Aim of the task — Would you return the complete listing below word for word?

[Extracted data entries]
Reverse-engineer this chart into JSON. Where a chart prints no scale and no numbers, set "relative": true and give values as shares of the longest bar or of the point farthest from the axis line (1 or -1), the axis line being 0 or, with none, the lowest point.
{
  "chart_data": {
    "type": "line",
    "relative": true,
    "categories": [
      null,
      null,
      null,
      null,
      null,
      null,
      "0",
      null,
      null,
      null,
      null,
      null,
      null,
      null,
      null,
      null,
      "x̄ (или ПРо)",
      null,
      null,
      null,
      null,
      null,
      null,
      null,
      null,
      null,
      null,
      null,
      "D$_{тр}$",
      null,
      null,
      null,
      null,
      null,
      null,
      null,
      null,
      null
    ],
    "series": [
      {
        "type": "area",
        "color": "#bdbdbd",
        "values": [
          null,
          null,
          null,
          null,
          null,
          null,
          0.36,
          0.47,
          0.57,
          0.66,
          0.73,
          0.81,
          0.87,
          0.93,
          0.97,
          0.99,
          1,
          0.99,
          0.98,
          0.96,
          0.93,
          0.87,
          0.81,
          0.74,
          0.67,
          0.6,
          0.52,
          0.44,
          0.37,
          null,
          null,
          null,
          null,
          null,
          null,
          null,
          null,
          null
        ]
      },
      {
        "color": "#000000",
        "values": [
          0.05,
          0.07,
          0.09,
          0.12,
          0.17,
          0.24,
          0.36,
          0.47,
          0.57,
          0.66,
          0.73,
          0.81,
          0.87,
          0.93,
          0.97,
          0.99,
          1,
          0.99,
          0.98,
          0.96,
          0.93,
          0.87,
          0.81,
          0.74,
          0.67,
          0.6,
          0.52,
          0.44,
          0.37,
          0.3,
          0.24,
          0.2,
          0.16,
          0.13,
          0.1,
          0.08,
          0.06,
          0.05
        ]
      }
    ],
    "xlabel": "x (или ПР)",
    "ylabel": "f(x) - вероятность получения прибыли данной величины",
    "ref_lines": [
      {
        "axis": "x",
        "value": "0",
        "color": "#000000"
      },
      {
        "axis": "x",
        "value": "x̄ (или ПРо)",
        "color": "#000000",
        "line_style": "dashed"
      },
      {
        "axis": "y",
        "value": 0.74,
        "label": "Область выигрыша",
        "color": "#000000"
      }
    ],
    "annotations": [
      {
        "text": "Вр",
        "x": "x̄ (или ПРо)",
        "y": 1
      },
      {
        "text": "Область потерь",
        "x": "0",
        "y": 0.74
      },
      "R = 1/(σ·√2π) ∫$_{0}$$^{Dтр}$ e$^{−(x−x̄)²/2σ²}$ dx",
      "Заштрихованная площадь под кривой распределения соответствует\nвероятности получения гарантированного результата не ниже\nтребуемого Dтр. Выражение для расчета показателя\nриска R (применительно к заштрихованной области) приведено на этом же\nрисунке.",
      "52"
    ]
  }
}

Exercise answer —
Reverse-engineer this chart into JSON. Where a chart prints no scale and no numbers, set "relative": true and give values as shares of the longest bar or of the point farthest from the axis line (1 or -1), the axis line being 0 or, with none, the lowest point.
{
  "chart_data": {
    "type": "line",
    "relative": true,
    "categories": [
      null,
      null,
      null,
      null,
      null,
      null,
      "0",
      null,
      null,
      null,
      null,
      null,
      null,
      null,
      null,
      null,
      "x̄ (или ПРо)",
      null,
      null,
      null,
      null,
      null,
      null,
      null,
      null,
      null,
      null,
      null,
      "D$_{тр}$",
      null,
      null,
      null,
      null,
      null,
      null,
      null,
      null,
      null
    ],
    "series": [
      {
        "type": "area",
        "color": "#bdbdbd",
        "values": [
          null,
          null,
          null,
          null,
          null,
          null,
          0.36,
          0.47,
          0.57,
          0.66,
          0.73,
          0.81,
          0.87,
          0.93,
          0.97,
          0.99,
          1,
          0.99,
          0.98,
          0.96,
          0.93,
          0.87,
          0.81,
          0.74,
          0.67,
          0.6,
          0.52,
          0.44,
          0.37,
          null,
          null,
          null,
          null,
          null,
          null,
          null,
          null,
          null
        ]
      },
      {
        "color": "#000000",
        "values": [
          0.05,
          0.07,
          0.09,
          0.12,
          0.17,
          0.24,
          0.36,
          0.47,
          0.57,
          0.66,
          0.73,
          0.81,
          0.87,
          0.93,
          0.97,
          0.99,
          1,
          0.99,
          0.98,
          0.96,
          0.93,
          0.87,
          0.81,
          0.74,
          0.67,
          0.6,
          0.52,
          0.44,
          0.37,
          0.3,
          0.24,
          0.2,
          0.16,
          0.13,
          0.1,
          0.08,
          0.06,
          0.05
        ]
      }
    ],
    "xlabel": "x (или ПР)",
    "ylabel": "f(x) - вероятность получения прибыли данной величины",
    "ref_lines": [
      {
        "axis": "x",
        "value": "0",
        "color": "#000000"
      },
      {
        "axis": "x",
        "value": "x̄ (или ПРо)",
        "color": "#000000",
        "line_style": "dashed"
      },
      {
        "axis": "y",
        "value": 0.74,
        "label": "Область выигрыша",
        "color": "#000000"
      }
    ],
    "annotations": [
      {
        "text": "Вр",
        "x": "x̄ (или ПРо)",
        "y": 1
      },
      {
        "text": "Область потерь",
        "x": "0",
        "y": 0.74
      },
      "R = 1/(σ·√2π) ∫$_{0}$$^{Dтр}$ e$^{−(x−x̄)²/2σ²}$ dx",
      "Заштрихованная площадь под кривой распределения соответствует\nвероятности получения гарантированного результата не ниже\nтребуемого Dтр. Выражение для расчета показателя\nриска R (применительно к заштрихованной области) приведено на этом же\nрисунке.",
      "52"
    ]
  }
}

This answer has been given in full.